Where a line in the listing contains the string "contours", copy that line out.
================
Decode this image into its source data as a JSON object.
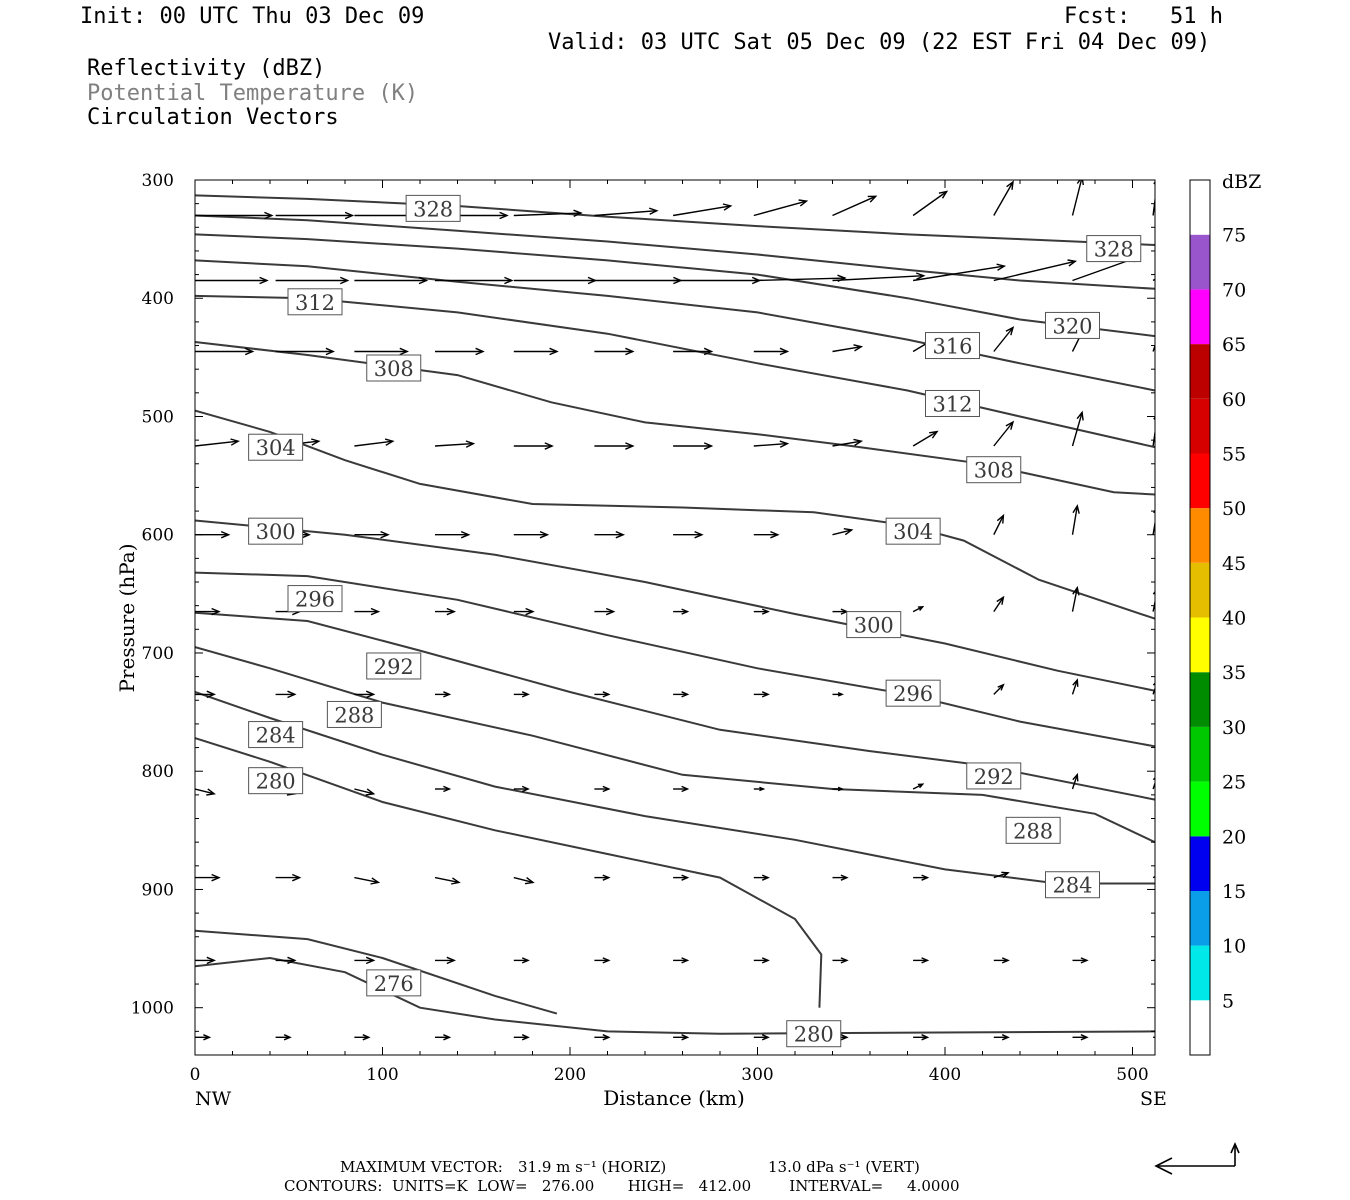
{
  "header": {
    "init": "Init: 00 UTC Thu 03 Dec 09",
    "fcst": "Fcst:   51 h",
    "valid": "Valid: 03 UTC Sat 05 Dec 09 (22 EST Fri 04 Dec 09)",
    "legend_lines": [
      "Reflectivity (dBZ)",
      "Potential Temperature (K)",
      "Circulation Vectors"
    ]
  },
  "footer": {
    "max_vector_label": "MAXIMUM VECTOR:",
    "horiz": "31.9 m s⁻¹ (HORIZ)",
    "vert": "13.0 dPa s⁻¹ (VERT)",
    "contours": "CONTOURS:  UNITS=K  LOW=   276.00       HIGH=   412.00        INTERVAL=     4.0000"
  },
  "colors": {
    "contour": "#3a3a3a",
    "colorbar": [
      "#ffffff",
      "#00e8e8",
      "#0a9ee8",
      "#0000f0",
      "#00ff00",
      "#00c800",
      "#008c00",
      "#ffff00",
      "#e6be00",
      "#ff8c00",
      "#ff0000",
      "#d60000",
      "#bc0000",
      "#ff00ff",
      "#9955cc",
      "#ffffff"
    ]
  },
  "chart_data": {
    "type": "contour",
    "xlabel": "Distance (km)",
    "ylabel": "Pressure (hPa)",
    "xlim": [
      0,
      512
    ],
    "ylim": [
      300,
      1040
    ],
    "x_ticks": [
      0,
      100,
      200,
      300,
      400,
      500
    ],
    "y_ticks": [
      300,
      400,
      500,
      600,
      700,
      800,
      900,
      1000
    ],
    "x_endpoints": [
      "NW",
      "SE"
    ],
    "colorbar": {
      "unit": "dBZ",
      "levels": [
        5,
        10,
        15,
        20,
        25,
        30,
        35,
        40,
        45,
        50,
        55,
        60,
        65,
        70,
        75
      ]
    },
    "contours": [
      {
        "theta": 328,
        "points": [
          [
            0,
            313
          ],
          [
            60,
            316
          ],
          [
            140,
            322
          ],
          [
            220,
            331
          ],
          [
            300,
            339
          ],
          [
            380,
            346
          ],
          [
            440,
            350
          ],
          [
            512,
            355
          ]
        ]
      },
      {
        "theta": 324,
        "points": [
          [
            0,
            330
          ],
          [
            60,
            334
          ],
          [
            140,
            343
          ],
          [
            220,
            352
          ],
          [
            300,
            363
          ],
          [
            380,
            376
          ],
          [
            440,
            385
          ],
          [
            512,
            392
          ]
        ]
      },
      {
        "theta": 320,
        "points": [
          [
            0,
            346
          ],
          [
            60,
            350
          ],
          [
            140,
            358
          ],
          [
            220,
            368
          ],
          [
            300,
            380
          ],
          [
            380,
            400
          ],
          [
            440,
            418
          ],
          [
            512,
            432
          ]
        ]
      },
      {
        "theta": 316,
        "points": [
          [
            0,
            368
          ],
          [
            60,
            373
          ],
          [
            140,
            386
          ],
          [
            220,
            398
          ],
          [
            300,
            412
          ],
          [
            380,
            435
          ],
          [
            440,
            455
          ],
          [
            512,
            478
          ]
        ]
      },
      {
        "theta": 312,
        "points": [
          [
            0,
            398
          ],
          [
            60,
            400
          ],
          [
            140,
            412
          ],
          [
            220,
            430
          ],
          [
            300,
            455
          ],
          [
            380,
            478
          ],
          [
            440,
            500
          ],
          [
            512,
            526
          ]
        ]
      },
      {
        "theta": 308,
        "points": [
          [
            0,
            437
          ],
          [
            60,
            448
          ],
          [
            140,
            465
          ],
          [
            190,
            488
          ],
          [
            240,
            505
          ],
          [
            300,
            515
          ],
          [
            350,
            525
          ],
          [
            420,
            540
          ],
          [
            490,
            564
          ],
          [
            512,
            566
          ]
        ]
      },
      {
        "theta": 304,
        "points": [
          [
            0,
            495
          ],
          [
            40,
            513
          ],
          [
            80,
            537
          ],
          [
            120,
            557
          ],
          [
            180,
            574
          ],
          [
            260,
            577
          ],
          [
            330,
            581
          ],
          [
            380,
            592
          ],
          [
            410,
            605
          ],
          [
            450,
            638
          ],
          [
            512,
            671
          ]
        ]
      },
      {
        "theta": 300,
        "points": [
          [
            0,
            588
          ],
          [
            80,
            600
          ],
          [
            160,
            617
          ],
          [
            240,
            640
          ],
          [
            320,
            667
          ],
          [
            400,
            692
          ],
          [
            460,
            715
          ],
          [
            512,
            732
          ]
        ]
      },
      {
        "theta": 296,
        "points": [
          [
            0,
            632
          ],
          [
            60,
            635
          ],
          [
            140,
            655
          ],
          [
            220,
            685
          ],
          [
            300,
            713
          ],
          [
            380,
            735
          ],
          [
            440,
            758
          ],
          [
            512,
            779
          ]
        ]
      },
      {
        "theta": 292,
        "points": [
          [
            0,
            666
          ],
          [
            60,
            673
          ],
          [
            120,
            698
          ],
          [
            200,
            733
          ],
          [
            280,
            765
          ],
          [
            360,
            783
          ],
          [
            420,
            795
          ],
          [
            512,
            824
          ]
        ]
      },
      {
        "theta": 288,
        "points": [
          [
            0,
            695
          ],
          [
            40,
            713
          ],
          [
            100,
            742
          ],
          [
            180,
            770
          ],
          [
            260,
            803
          ],
          [
            340,
            815
          ],
          [
            420,
            820
          ],
          [
            480,
            836
          ],
          [
            512,
            860
          ]
        ]
      },
      {
        "theta": 284,
        "points": [
          [
            0,
            733
          ],
          [
            40,
            755
          ],
          [
            100,
            786
          ],
          [
            160,
            813
          ],
          [
            240,
            838
          ],
          [
            320,
            858
          ],
          [
            400,
            883
          ],
          [
            460,
            895
          ],
          [
            512,
            895
          ]
        ]
      },
      {
        "theta": 280,
        "points": [
          [
            0,
            772
          ],
          [
            40,
            792
          ],
          [
            100,
            826
          ],
          [
            160,
            850
          ],
          [
            220,
            870
          ],
          [
            280,
            890
          ],
          [
            320,
            925
          ],
          [
            334,
            955
          ],
          [
            333,
            1000
          ]
        ]
      },
      {
        "theta": 280,
        "points": [
          [
            0,
            965
          ],
          [
            40,
            958
          ],
          [
            80,
            970
          ],
          [
            120,
            1000
          ],
          [
            160,
            1010
          ],
          [
            220,
            1020
          ],
          [
            280,
            1022
          ],
          [
            512,
            1020
          ]
        ]
      },
      {
        "theta": 276,
        "points": [
          [
            0,
            935
          ],
          [
            60,
            942
          ],
          [
            100,
            958
          ],
          [
            160,
            990
          ],
          [
            193,
            1005
          ]
        ]
      }
    ],
    "contour_labels": [
      {
        "text": "328",
        "x": 127,
        "p": 324
      },
      {
        "text": "328",
        "x": 490,
        "p": 358
      },
      {
        "text": "312",
        "x": 64,
        "p": 403
      },
      {
        "text": "320",
        "x": 468,
        "p": 423
      },
      {
        "text": "316",
        "x": 404,
        "p": 440
      },
      {
        "text": "308",
        "x": 106,
        "p": 459
      },
      {
        "text": "312",
        "x": 404,
        "p": 489
      },
      {
        "text": "304",
        "x": 43,
        "p": 526
      },
      {
        "text": "308",
        "x": 426,
        "p": 545
      },
      {
        "text": "300",
        "x": 43,
        "p": 597
      },
      {
        "text": "304",
        "x": 383,
        "p": 597
      },
      {
        "text": "296",
        "x": 64,
        "p": 654
      },
      {
        "text": "300",
        "x": 362,
        "p": 676
      },
      {
        "text": "292",
        "x": 106,
        "p": 711
      },
      {
        "text": "296",
        "x": 383,
        "p": 734
      },
      {
        "text": "288",
        "x": 85,
        "p": 752
      },
      {
        "text": "284",
        "x": 43,
        "p": 769
      },
      {
        "text": "292",
        "x": 426,
        "p": 804
      },
      {
        "text": "280",
        "x": 43,
        "p": 808
      },
      {
        "text": "288",
        "x": 447,
        "p": 850
      },
      {
        "text": "284",
        "x": 468,
        "p": 896
      },
      {
        "text": "276",
        "x": 106,
        "p": 979
      },
      {
        "text": "280",
        "x": 330,
        "p": 1022
      }
    ],
    "vectors": {
      "x": [
        0,
        43,
        85,
        128,
        170,
        213,
        255,
        298,
        340,
        383,
        426,
        468,
        511
      ],
      "p": [
        330,
        385,
        445,
        525,
        600,
        665,
        735,
        815,
        890,
        960,
        1025
      ],
      "u": [
        [
          1.6,
          1.6,
          1.5,
          1.5,
          1.4,
          1.3,
          1.2,
          1.1,
          0.9,
          0.7,
          0.4,
          0.2,
          0.1
        ],
        [
          1.5,
          1.5,
          1.5,
          1.6,
          1.7,
          1.8,
          1.8,
          1.9,
          1.9,
          1.9,
          1.7,
          1.4,
          0.9
        ],
        [
          1.2,
          1.2,
          1.1,
          1.0,
          0.9,
          0.8,
          0.8,
          0.7,
          0.6,
          0.5,
          0.4,
          0.3,
          0.2
        ],
        [
          0.9,
          0.9,
          0.8,
          0.8,
          0.8,
          0.8,
          0.8,
          0.7,
          0.6,
          0.5,
          0.4,
          0.2,
          0.1
        ],
        [
          0.7,
          0.7,
          0.7,
          0.7,
          0.7,
          0.6,
          0.6,
          0.5,
          0.4,
          0.3,
          0.2,
          0.1,
          0.1
        ],
        [
          0.5,
          0.5,
          0.5,
          0.4,
          0.4,
          0.4,
          0.3,
          0.3,
          0.3,
          0.2,
          0.2,
          0.1,
          0.1
        ],
        [
          0.4,
          0.4,
          0.4,
          0.3,
          0.3,
          0.3,
          0.3,
          0.3,
          0.2,
          0.2,
          0.2,
          0.1,
          0.1
        ],
        [
          0.4,
          0.4,
          0.4,
          0.3,
          0.3,
          0.3,
          0.3,
          0.2,
          0.2,
          0.2,
          0.1,
          0.1,
          0.1
        ],
        [
          0.5,
          0.5,
          0.5,
          0.5,
          0.4,
          0.3,
          0.3,
          0.3,
          0.3,
          0.3,
          0.3,
          0.3,
          0.2
        ],
        [
          0.4,
          0.4,
          0.4,
          0.4,
          0.3,
          0.3,
          0.3,
          0.3,
          0.3,
          0.3,
          0.3,
          0.3,
          0.2
        ],
        [
          0.3,
          0.3,
          0.3,
          0.3,
          0.3,
          0.3,
          0.3,
          0.3,
          0.3,
          0.3,
          0.3,
          0.3,
          0.2
        ]
      ],
      "w": [
        [
          0,
          0,
          0,
          0,
          0.05,
          0.1,
          0.2,
          0.3,
          0.4,
          0.5,
          0.7,
          0.8,
          0.8
        ],
        [
          0,
          0,
          0,
          0,
          0,
          0,
          0,
          0.05,
          0.1,
          0.3,
          0.4,
          0.5,
          0.6
        ],
        [
          0,
          0,
          0,
          0,
          0,
          0,
          0,
          0,
          0.1,
          0.3,
          0.5,
          0.6,
          0.6
        ],
        [
          0.1,
          0.1,
          0.1,
          0.05,
          0,
          0,
          0,
          0.05,
          0.1,
          0.3,
          0.5,
          0.7,
          0.7
        ],
        [
          0,
          0,
          0,
          0,
          0,
          0,
          0,
          0,
          0.1,
          0.2,
          0.4,
          0.6,
          0.6
        ],
        [
          0,
          0,
          0,
          0,
          0,
          0,
          0,
          0,
          0,
          0.1,
          0.3,
          0.5,
          0.5
        ],
        [
          0,
          0,
          0,
          0,
          0,
          0,
          0,
          0,
          0,
          0.1,
          0.2,
          0.3,
          0.3
        ],
        [
          -0.1,
          -0.1,
          -0.1,
          0,
          0,
          0,
          0,
          0,
          0,
          0.1,
          0.2,
          0.3,
          0.3
        ],
        [
          0,
          0,
          -0.1,
          -0.1,
          -0.1,
          0,
          0,
          0,
          0,
          0,
          0.1,
          0.1,
          0.1
        ],
        [
          0,
          0,
          0,
          0,
          0,
          0,
          0,
          0,
          0,
          0,
          0,
          0,
          0
        ],
        [
          0,
          0,
          0,
          0,
          0,
          0,
          0,
          0,
          0,
          0,
          0,
          0,
          0
        ]
      ]
    }
  }
}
================
Result of the exercise:
    "contours": "CONTOURS:  UNITS=K  LOW=   276.00       HIGH=   412.00        INTERVAL=     4.0000"
    "contours": [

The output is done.